From the listing that follows, output everything exactly except the pictures.

-- -- --

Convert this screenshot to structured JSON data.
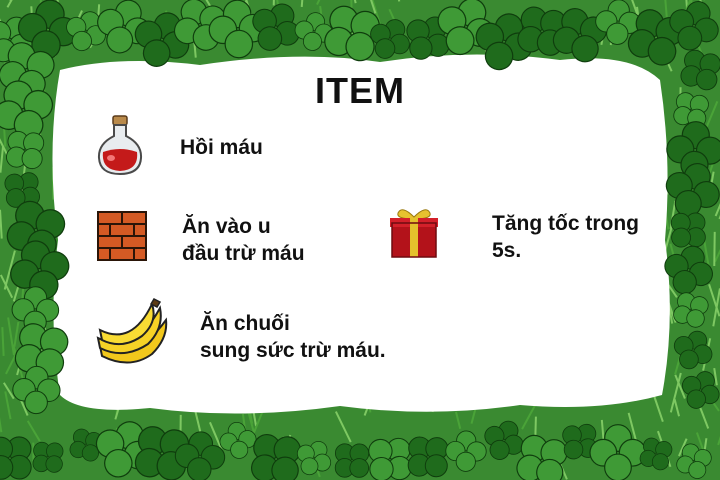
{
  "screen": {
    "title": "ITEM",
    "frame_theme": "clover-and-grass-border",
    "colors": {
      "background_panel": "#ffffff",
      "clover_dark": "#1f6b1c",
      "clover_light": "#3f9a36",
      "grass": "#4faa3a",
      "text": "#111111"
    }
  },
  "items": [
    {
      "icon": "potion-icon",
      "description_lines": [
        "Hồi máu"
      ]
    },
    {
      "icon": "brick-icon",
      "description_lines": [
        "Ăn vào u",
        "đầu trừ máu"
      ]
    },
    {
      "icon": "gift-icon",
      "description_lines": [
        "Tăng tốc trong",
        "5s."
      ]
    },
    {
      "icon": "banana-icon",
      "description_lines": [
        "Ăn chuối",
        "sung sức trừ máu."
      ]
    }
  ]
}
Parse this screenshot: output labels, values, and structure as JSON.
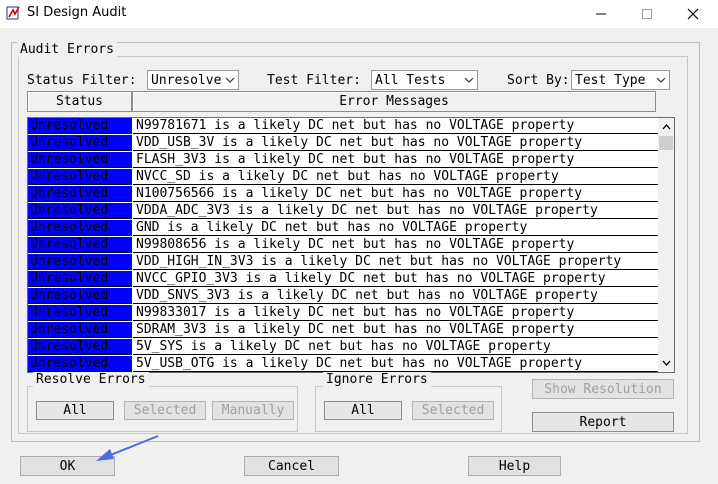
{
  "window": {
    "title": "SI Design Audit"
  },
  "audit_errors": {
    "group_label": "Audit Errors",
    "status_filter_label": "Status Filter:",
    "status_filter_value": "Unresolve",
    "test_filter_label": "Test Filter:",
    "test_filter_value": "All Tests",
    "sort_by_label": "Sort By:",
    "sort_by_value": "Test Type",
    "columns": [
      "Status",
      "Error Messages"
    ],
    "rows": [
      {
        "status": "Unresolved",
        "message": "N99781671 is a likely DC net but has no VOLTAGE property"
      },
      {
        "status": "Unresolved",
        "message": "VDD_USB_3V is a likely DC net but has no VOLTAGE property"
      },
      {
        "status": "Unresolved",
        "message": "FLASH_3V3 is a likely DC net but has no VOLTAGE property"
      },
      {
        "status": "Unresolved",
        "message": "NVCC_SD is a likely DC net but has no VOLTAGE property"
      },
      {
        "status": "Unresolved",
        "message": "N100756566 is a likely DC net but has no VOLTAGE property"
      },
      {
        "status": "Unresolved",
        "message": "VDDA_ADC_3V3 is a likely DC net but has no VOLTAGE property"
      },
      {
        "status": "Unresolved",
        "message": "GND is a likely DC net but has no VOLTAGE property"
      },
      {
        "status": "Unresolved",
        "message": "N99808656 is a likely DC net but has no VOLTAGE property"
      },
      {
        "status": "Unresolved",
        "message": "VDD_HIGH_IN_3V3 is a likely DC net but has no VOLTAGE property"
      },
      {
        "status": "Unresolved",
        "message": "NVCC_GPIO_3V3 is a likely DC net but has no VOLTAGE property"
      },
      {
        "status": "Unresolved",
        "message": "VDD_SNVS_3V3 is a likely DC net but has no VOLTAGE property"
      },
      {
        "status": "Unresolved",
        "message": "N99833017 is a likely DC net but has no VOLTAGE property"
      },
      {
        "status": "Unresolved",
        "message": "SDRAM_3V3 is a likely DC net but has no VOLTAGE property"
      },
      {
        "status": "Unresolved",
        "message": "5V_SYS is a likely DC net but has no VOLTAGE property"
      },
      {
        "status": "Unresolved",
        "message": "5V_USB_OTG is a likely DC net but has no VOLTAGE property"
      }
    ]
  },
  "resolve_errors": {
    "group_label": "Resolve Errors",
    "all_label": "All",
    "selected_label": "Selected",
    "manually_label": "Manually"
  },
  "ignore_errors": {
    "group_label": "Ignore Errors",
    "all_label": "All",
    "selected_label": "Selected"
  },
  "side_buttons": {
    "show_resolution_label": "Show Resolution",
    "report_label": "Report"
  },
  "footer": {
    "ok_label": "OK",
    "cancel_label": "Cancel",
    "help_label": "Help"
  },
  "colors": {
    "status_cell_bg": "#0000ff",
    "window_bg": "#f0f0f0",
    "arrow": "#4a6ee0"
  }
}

-- -- --

Output of the exercise
Convert this screenshot to structured JSON data.
{
  "screen": {
    "title": "ITEM",
    "frame_theme": "clover-and-grass-border",
    "colors": {
      "background_panel": "#ffffff",
      "clover_dark": "#1f6b1c",
      "clover_light": "#3f9a36",
      "grass": "#4faa3a",
      "text": "#111111"
    }
  },
  "items": [
    {
      "icon": "potion-icon",
      "description_lines": [
        "Hồi máu"
      ]
    },
    {
      "icon": "brick-icon",
      "description_lines": [
        "Ăn vào u",
        "đầu trừ máu"
      ]
    },
    {
      "icon": "gift-icon",
      "description_lines": [
        "Tăng tốc trong",
        "5s."
      ]
    },
    {
      "icon": "banana-icon",
      "description_lines": [
        "Ăn chuối",
        "sung sức trừ máu."
      ]
    }
  ]
}
Parse this screenshot: output labels, values, and structure as JSON.
{
  "window": {
    "title": "SI Design Audit"
  },
  "audit_errors": {
    "group_label": "Audit Errors",
    "status_filter_label": "Status Filter:",
    "status_filter_value": "Unresolve",
    "test_filter_label": "Test Filter:",
    "test_filter_value": "All Tests",
    "sort_by_label": "Sort By:",
    "sort_by_value": "Test Type",
    "columns": [
      "Status",
      "Error Messages"
    ],
    "rows": [
      {
        "status": "Unresolved",
        "message": "N99781671 is a likely DC net but has no VOLTAGE property"
      },
      {
        "status": "Unresolved",
        "message": "VDD_USB_3V is a likely DC net but has no VOLTAGE property"
      },
      {
        "status": "Unresolved",
        "message": "FLASH_3V3 is a likely DC net but has no VOLTAGE property"
      },
      {
        "status": "Unresolved",
        "message": "NVCC_SD is a likely DC net but has no VOLTAGE property"
      },
      {
        "status": "Unresolved",
        "message": "N100756566 is a likely DC net but has no VOLTAGE property"
      },
      {
        "status": "Unresolved",
        "message": "VDDA_ADC_3V3 is a likely DC net but has no VOLTAGE property"
      },
      {
        "status": "Unresolved",
        "message": "GND is a likely DC net but has no VOLTAGE property"
      },
      {
        "status": "Unresolved",
        "message": "N99808656 is a likely DC net but has no VOLTAGE property"
      },
      {
        "status": "Unresolved",
        "message": "VDD_HIGH_IN_3V3 is a likely DC net but has no VOLTAGE property"
      },
      {
        "status": "Unresolved",
        "message": "NVCC_GPIO_3V3 is a likely DC net but has no VOLTAGE property"
      },
      {
        "status": "Unresolved",
        "message": "VDD_SNVS_3V3 is a likely DC net but has no VOLTAGE property"
      },
      {
        "status": "Unresolved",
        "message": "N99833017 is a likely DC net but has no VOLTAGE property"
      },
      {
        "status": "Unresolved",
        "message": "SDRAM_3V3 is a likely DC net but has no VOLTAGE property"
      },
      {
        "status": "Unresolved",
        "message": "5V_SYS is a likely DC net but has no VOLTAGE property"
      },
      {
        "status": "Unresolved",
        "message": "5V_USB_OTG is a likely DC net but has no VOLTAGE property"
      }
    ]
  },
  "resolve_errors": {
    "group_label": "Resolve Errors",
    "all_label": "All",
    "selected_label": "Selected",
    "manually_label": "Manually"
  },
  "ignore_errors": {
    "group_label": "Ignore Errors",
    "all_label": "All",
    "selected_label": "Selected"
  },
  "side_buttons": {
    "show_resolution_label": "Show Resolution",
    "report_label": "Report"
  },
  "footer": {
    "ok_label": "OK",
    "cancel_label": "Cancel",
    "help_label": "Help"
  },
  "colors": {
    "status_cell_bg": "#0000ff",
    "window_bg": "#f0f0f0",
    "arrow": "#4a6ee0"
  }
}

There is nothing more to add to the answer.